>> Start EXTRACT PROVIDED
At the Search Insider Summit yesterday, Avinash Kaushik said much of thinking around attribution is "complete and utter garbage."
"Most marketers suck at attribution. They get all worked up and run around crying like little girls"
Attribution is one of the thorniest problems we've dealt with on the client side in the last year. Avinash had some clarifying views, which I'll share, and then I'll tie in attribution with some of the things we're seeing on the qualitative side of ad engagement:
First of All, Do You Have an Attribution Problem?
Avinash recommends segmenting your traffic by number of site visits required before conversion to see if you even have an attribution problem. If 90% of your conversions comes from one or two visits, you probably don't have a urgent problem. However, if a significant percentage of sales results from multiple visits, further investigation is required. Next, segment by referrer source and again see how many visits are required to convert. This allows you to isolate if you have a problem and where it might be.
Okay, I Have a Problem. What Do I Do About It?
>> End EXTRACT PROVIDED
>> Start RECORD LIST
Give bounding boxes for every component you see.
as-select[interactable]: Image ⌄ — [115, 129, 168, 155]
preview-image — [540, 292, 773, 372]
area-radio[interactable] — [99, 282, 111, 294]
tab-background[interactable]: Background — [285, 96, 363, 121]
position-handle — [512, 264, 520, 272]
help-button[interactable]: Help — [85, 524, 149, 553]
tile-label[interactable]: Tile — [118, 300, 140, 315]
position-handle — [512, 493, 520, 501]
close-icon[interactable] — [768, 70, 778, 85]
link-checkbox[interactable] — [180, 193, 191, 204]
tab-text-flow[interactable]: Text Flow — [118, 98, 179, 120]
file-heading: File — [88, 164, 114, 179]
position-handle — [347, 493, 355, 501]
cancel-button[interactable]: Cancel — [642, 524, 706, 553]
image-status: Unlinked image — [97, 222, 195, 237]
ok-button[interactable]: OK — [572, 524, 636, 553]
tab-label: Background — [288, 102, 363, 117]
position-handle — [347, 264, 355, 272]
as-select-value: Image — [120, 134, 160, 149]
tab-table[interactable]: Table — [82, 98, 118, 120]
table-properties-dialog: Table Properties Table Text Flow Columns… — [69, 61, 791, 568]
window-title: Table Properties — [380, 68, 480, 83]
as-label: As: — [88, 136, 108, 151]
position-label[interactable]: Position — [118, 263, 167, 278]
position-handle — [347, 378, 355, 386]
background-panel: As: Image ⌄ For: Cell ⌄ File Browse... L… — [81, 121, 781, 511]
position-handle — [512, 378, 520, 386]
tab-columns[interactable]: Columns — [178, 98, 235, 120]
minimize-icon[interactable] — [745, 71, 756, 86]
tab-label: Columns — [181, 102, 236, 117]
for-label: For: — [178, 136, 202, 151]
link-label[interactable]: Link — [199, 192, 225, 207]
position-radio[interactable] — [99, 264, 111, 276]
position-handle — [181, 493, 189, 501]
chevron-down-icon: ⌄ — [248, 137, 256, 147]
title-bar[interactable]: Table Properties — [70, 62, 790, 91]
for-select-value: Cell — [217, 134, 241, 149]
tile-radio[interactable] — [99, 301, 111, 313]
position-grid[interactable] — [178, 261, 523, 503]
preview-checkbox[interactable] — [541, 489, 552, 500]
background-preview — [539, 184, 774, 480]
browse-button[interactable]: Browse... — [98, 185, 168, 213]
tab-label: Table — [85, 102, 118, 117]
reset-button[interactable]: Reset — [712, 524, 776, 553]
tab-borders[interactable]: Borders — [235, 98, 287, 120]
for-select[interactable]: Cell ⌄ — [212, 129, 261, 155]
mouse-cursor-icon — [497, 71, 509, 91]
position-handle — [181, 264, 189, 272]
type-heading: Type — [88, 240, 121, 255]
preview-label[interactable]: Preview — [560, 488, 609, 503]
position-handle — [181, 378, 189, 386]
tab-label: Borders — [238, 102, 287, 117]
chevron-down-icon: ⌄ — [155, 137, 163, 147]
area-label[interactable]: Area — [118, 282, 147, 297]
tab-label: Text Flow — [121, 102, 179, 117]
>> End RECORD LIST
» PARTS OF THE EXERCISE:
(1) Copy everything from "Avinash recommends segmenting" down to "Do About It?" in the attribution write-up above, word for word.
(2) Pick up the piece on marketing attribution after its last line and write the section that follows.

» TASK-BY-TASK RESULTS:
(1)
Avinash recommends segmenting your traffic by number of site visits required before conversion to see if you even have an attribution problem. If 90% of your conversions comes from one or two visits, you probably don't have a urgent problem. However, if a significant percentage of sales results from multiple visits, further investigation is required. Next, segment by referrer source and again see how many visits are required to convert. This allows you to isolate if you have a problem and where it might be.
Okay, I Have a Problem. What Do I Do About It?

(2)
Now you have figure out which of the many models is the appropriate one to use. Kaushik quickly dispatched the first and last click models - "Crap..and crap" - as well as the "Berkeley Kumbaya" model, where everything is fairly distributed in the interests of "universal harmony" and finally, the MUC model - percentages based on "Made Up Crap". The one that gained some level of approval was a modified decay model, where last clicks are weighted more heavily and earlier touches received less attribution value.
The Cognitive Engagement Attribution Model
As Avinash was talking, I jotted a note down on my notepad - "Attribution Model based on engagement with ads". In a post last week, I talked about the
importance of aligned intent. The fact is, there is a switch in our level of cognitive engagement somewhere along the line that can have many contributing factors. Further, even after this cognitive switch leads to higher engagement, not all those ad exposures are equally influential. If we understand more about the nature of influence of these ads, perhaps we can start to pick apart the attribution model.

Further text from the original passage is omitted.